## REQUIREMENTS
Retype the listing that follows, exactly as written.

## MATERIAL FOR THIS EXERCISE
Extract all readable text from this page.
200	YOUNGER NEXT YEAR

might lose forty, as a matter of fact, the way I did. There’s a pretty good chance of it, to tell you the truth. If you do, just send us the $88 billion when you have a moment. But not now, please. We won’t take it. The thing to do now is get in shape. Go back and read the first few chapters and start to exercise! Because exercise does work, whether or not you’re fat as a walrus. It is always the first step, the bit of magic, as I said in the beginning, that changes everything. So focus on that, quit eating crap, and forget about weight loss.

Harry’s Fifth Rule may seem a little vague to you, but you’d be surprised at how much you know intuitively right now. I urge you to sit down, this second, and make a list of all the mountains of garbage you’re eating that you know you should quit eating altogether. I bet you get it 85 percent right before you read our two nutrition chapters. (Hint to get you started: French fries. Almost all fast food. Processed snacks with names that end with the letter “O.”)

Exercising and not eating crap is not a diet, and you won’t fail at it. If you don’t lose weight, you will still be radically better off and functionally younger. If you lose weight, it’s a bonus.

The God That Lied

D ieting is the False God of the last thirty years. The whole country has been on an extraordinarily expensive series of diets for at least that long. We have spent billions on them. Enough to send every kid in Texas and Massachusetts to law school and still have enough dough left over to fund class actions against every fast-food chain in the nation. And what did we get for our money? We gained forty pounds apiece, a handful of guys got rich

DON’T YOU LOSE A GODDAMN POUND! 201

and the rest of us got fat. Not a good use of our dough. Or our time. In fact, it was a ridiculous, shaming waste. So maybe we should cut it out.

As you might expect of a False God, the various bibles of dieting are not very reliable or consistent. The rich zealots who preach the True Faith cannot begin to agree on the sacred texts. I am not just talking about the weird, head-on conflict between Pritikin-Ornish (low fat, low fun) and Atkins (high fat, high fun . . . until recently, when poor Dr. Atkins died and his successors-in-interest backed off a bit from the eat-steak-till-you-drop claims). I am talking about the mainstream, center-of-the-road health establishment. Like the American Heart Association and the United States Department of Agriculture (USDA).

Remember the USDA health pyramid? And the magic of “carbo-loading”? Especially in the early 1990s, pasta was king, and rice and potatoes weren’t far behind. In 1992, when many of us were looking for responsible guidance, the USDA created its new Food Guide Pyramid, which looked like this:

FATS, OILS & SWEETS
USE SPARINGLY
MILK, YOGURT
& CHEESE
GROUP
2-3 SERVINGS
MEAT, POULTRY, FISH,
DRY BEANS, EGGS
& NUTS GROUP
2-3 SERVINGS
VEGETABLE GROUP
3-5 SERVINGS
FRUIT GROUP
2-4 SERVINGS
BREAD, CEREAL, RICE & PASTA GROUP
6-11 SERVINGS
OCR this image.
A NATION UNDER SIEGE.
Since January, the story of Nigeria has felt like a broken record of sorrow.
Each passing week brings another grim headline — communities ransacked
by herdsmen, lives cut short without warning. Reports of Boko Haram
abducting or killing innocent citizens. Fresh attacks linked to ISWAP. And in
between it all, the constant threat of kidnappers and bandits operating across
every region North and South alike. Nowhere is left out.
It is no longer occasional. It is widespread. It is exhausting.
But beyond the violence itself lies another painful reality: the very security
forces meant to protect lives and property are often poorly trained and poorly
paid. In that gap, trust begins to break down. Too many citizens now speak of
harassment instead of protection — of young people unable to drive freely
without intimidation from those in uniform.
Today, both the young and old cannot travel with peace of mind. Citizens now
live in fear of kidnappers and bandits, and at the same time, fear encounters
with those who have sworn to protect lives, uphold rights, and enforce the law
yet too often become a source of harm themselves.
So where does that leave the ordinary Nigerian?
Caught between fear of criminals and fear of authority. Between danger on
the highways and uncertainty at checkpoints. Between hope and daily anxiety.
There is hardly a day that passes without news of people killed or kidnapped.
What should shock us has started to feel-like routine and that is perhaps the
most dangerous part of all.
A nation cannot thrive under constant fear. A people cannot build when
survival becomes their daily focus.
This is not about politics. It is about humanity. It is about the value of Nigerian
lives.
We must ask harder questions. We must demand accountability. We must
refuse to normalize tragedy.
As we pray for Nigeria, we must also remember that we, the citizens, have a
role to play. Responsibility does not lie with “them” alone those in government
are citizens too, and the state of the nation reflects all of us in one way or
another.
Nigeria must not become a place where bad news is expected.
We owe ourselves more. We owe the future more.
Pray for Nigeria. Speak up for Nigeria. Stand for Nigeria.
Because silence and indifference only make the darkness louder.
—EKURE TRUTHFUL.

## RESULT FOR THIS EXERCISE
Extract all readable text from this page.
200	YOUNGER NEXT YEAR

might lose forty, as a matter of fact, the way I did. There’s a pretty good chance of it, to tell you the truth. If you do, just send us the $88 billion when you have a moment. But not now, please. We won’t take it. The thing to do now is get in shape. Go back and read the first few chapters and start to exercise! Because exercise does work, whether or not you’re fat as a walrus. It is always the first step, the bit of magic, as I said in the beginning, that changes everything. So focus on that, quit eating crap, and forget about weight loss.

Harry’s Fifth Rule may seem a little vague to you, but you’d be surprised at how much you know intuitively right now. I urge you to sit down, this second, and make a list of all the mountains of garbage you’re eating that you know you should quit eating altogether. I bet you get it 85 percent right before you read our two nutrition chapters. (Hint to get you started: French fries. Almost all fast food. Processed snacks with names that end with the letter “O.”)

Exercising and not eating crap is not a diet, and you won’t fail at it. If you don’t lose weight, you will still be radically better off and functionally younger. If you lose weight, it’s a bonus.

The God That Lied

D ieting is the False God of the last thirty years. The whole country has been on an extraordinarily expensive series of diets for at least that long. We have spent billions on them. Enough to send every kid in Texas and Massachusetts to law school and still have enough dough left over to fund class actions against every fast-food chain in the nation. And what did we get for our money? We gained forty pounds apiece, a handful of guys got rich

DON’T YOU LOSE A GODDAMN POUND! 201

and the rest of us got fat. Not a good use of our dough. Or our time. In fact, it was a ridiculous, shaming waste. So maybe we should cut it out.

As you might expect of a False God, the various bibles of dieting are not very reliable or consistent. The rich zealots who preach the True Faith cannot begin to agree on the sacred texts. I am not just talking about the weird, head-on conflict between Pritikin-Ornish (low fat, low fun) and Atkins (high fat, high fun . . . until recently, when poor Dr. Atkins died and his successors-in-interest backed off a bit from the eat-steak-till-you-drop claims). I am talking about the mainstream, center-of-the-road health establishment. Like the American Heart Association and the United States Department of Agriculture (USDA).

Remember the USDA health pyramid? And the magic of “carbo-loading”? Especially in the early 1990s, pasta was king, and rice and potatoes weren’t far behind. In 1992, when many of us were looking for responsible guidance, the USDA created its new Food Guide Pyramid, which looked like this:

FATS, OILS & SWEETS
USE SPARINGLY
MILK, YOGURT
& CHEESE
GROUP
2-3 SERVINGS
MEAT, POULTRY, FISH,
DRY BEANS, EGGS
& NUTS GROUP
2-3 SERVINGS
VEGETABLE GROUP
3-5 SERVINGS
FRUIT GROUP
2-4 SERVINGS
BREAD, CEREAL, RICE & PASTA GROUP
6-11 SERVINGS
OCR this image.
A NATION UNDER SIEGE.
Since January, the story of Nigeria has felt like a broken record of sorrow.
Each passing week brings another grim headline — communities ransacked
by herdsmen, lives cut short without warning. Reports of Boko Haram
abducting or killing innocent citizens. Fresh attacks linked to ISWAP. And in
between it all, the constant threat of kidnappers and bandits operating across
every region North and South alike. Nowhere is left out.
It is no longer occasional. It is widespread. It is exhausting.
But beyond the violence itself lies another painful reality: the very security
forces meant to protect lives and property are often poorly trained and poorly
paid. In that gap, trust begins to break down. Too many citizens now speak of
harassment instead of protection — of young people unable to drive freely
without intimidation from those in uniform.
Today, both the young and old cannot travel with peace of mind. Citizens now
live in fear of kidnappers and bandits, and at the same time, fear encounters
with those who have sworn to protect lives, uphold rights, and enforce the law
yet too often become a source of harm themselves.
So where does that leave the ordinary Nigerian?
Caught between fear of criminals and fear of authority. Between danger on
the highways and uncertainty at checkpoints. Between hope and daily anxiety.
There is hardly a day that passes without news of people killed or kidnapped.
What should shock us has started to feel-like routine and that is perhaps the
most dangerous part of all.
A nation cannot thrive under constant fear. A people cannot build when
survival becomes their daily focus.
This is not about politics. It is about humanity. It is about the value of Nigerian
lives.
We must ask harder questions. We must demand accountability. We must
refuse to normalize tragedy.
As we pray for Nigeria, we must also remember that we, the citizens, have a
role to play. Responsibility does not lie with “them” alone those in government
are citizens too, and the state of the nation reflects all of us in one way or
another.
Nigeria must not become a place where bad news is expected.
We owe ourselves more. We owe the future more.
Pray for Nigeria. Speak up for Nigeria. Stand for Nigeria.
Because silence and indifference only make the darkness louder.
—EKURE TRUTHFUL.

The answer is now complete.